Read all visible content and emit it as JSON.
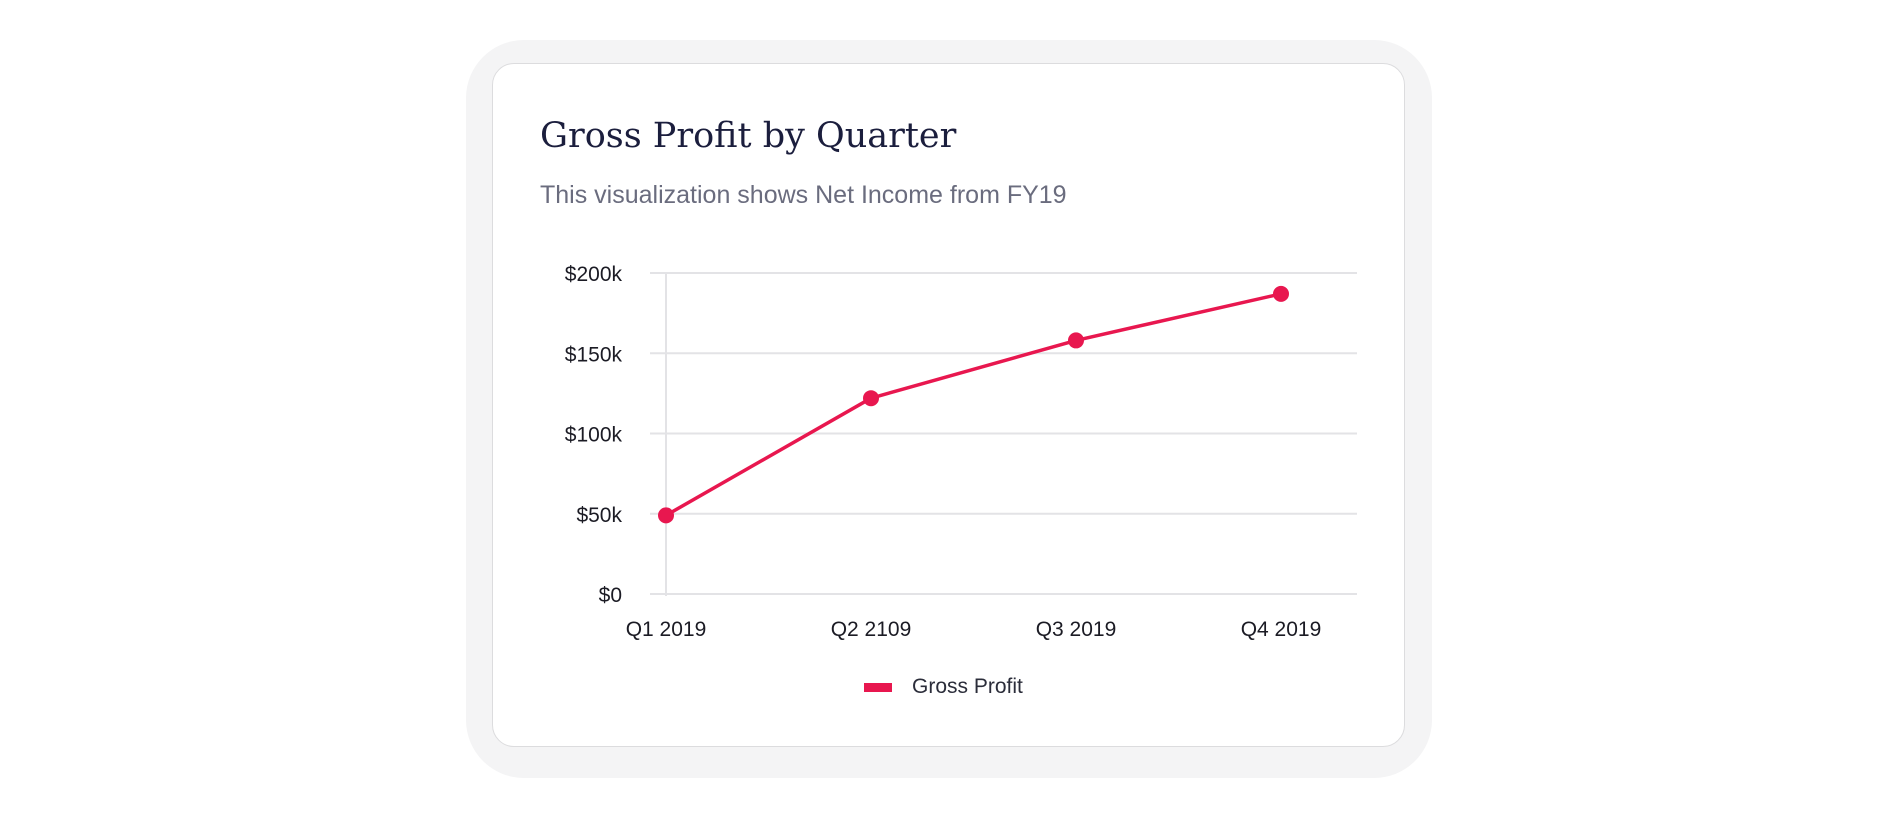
{
  "colors": {
    "series": "#e8174f",
    "grid": "#e3e3e6",
    "title": "#1b1e3d",
    "subtitle": "#6a6c7e"
  },
  "card": {
    "title": "Gross Profit by Quarter",
    "subtitle": "This visualization shows Net Income from FY19"
  },
  "chart_data": {
    "type": "line",
    "title": "Gross Profit by Quarter",
    "subtitle": "This visualization shows Net Income from FY19",
    "categories": [
      "Q1 2019",
      "Q2 2109",
      "Q3 2019",
      "Q4 2019"
    ],
    "y_ticks": [
      {
        "value": 0,
        "label": "$0"
      },
      {
        "value": 50000,
        "label": "$50k"
      },
      {
        "value": 100000,
        "label": "$100k"
      },
      {
        "value": 150000,
        "label": "$150k"
      },
      {
        "value": 200000,
        "label": "$200k"
      }
    ],
    "ylim": [
      0,
      200000
    ],
    "grid": true,
    "series": [
      {
        "name": "Gross Profit",
        "values": [
          49000,
          122000,
          158000,
          187000
        ]
      }
    ],
    "legend": {
      "position": "bottom-center",
      "entries": [
        "Gross Profit"
      ]
    },
    "xlabel": "",
    "ylabel": ""
  }
}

_ _ _ _

## Required task
Transcribe the records above exactly, omitting every picture they contain.

## Solution to this problem
Read all visible content and emit it as JSON.
{
  "colors": {
    "series": "#e8174f",
    "grid": "#e3e3e6",
    "title": "#1b1e3d",
    "subtitle": "#6a6c7e"
  },
  "card": {
    "title": "Gross Profit by Quarter",
    "subtitle": "This visualization shows Net Income from FY19"
  },
  "chart_data": {
    "type": "line",
    "title": "Gross Profit by Quarter",
    "subtitle": "This visualization shows Net Income from FY19",
    "categories": [
      "Q1 2019",
      "Q2 2109",
      "Q3 2019",
      "Q4 2019"
    ],
    "y_ticks": [
      {
        "value": 0,
        "label": "$0"
      },
      {
        "value": 50000,
        "label": "$50k"
      },
      {
        "value": 100000,
        "label": "$100k"
      },
      {
        "value": 150000,
        "label": "$150k"
      },
      {
        "value": 200000,
        "label": "$200k"
      }
    ],
    "ylim": [
      0,
      200000
    ],
    "grid": true,
    "series": [
      {
        "name": "Gross Profit",
        "values": [
          49000,
          122000,
          158000,
          187000
        ]
      }
    ],
    "legend": {
      "position": "bottom-center",
      "entries": [
        "Gross Profit"
      ]
    },
    "xlabel": "",
    "ylabel": ""
  }
}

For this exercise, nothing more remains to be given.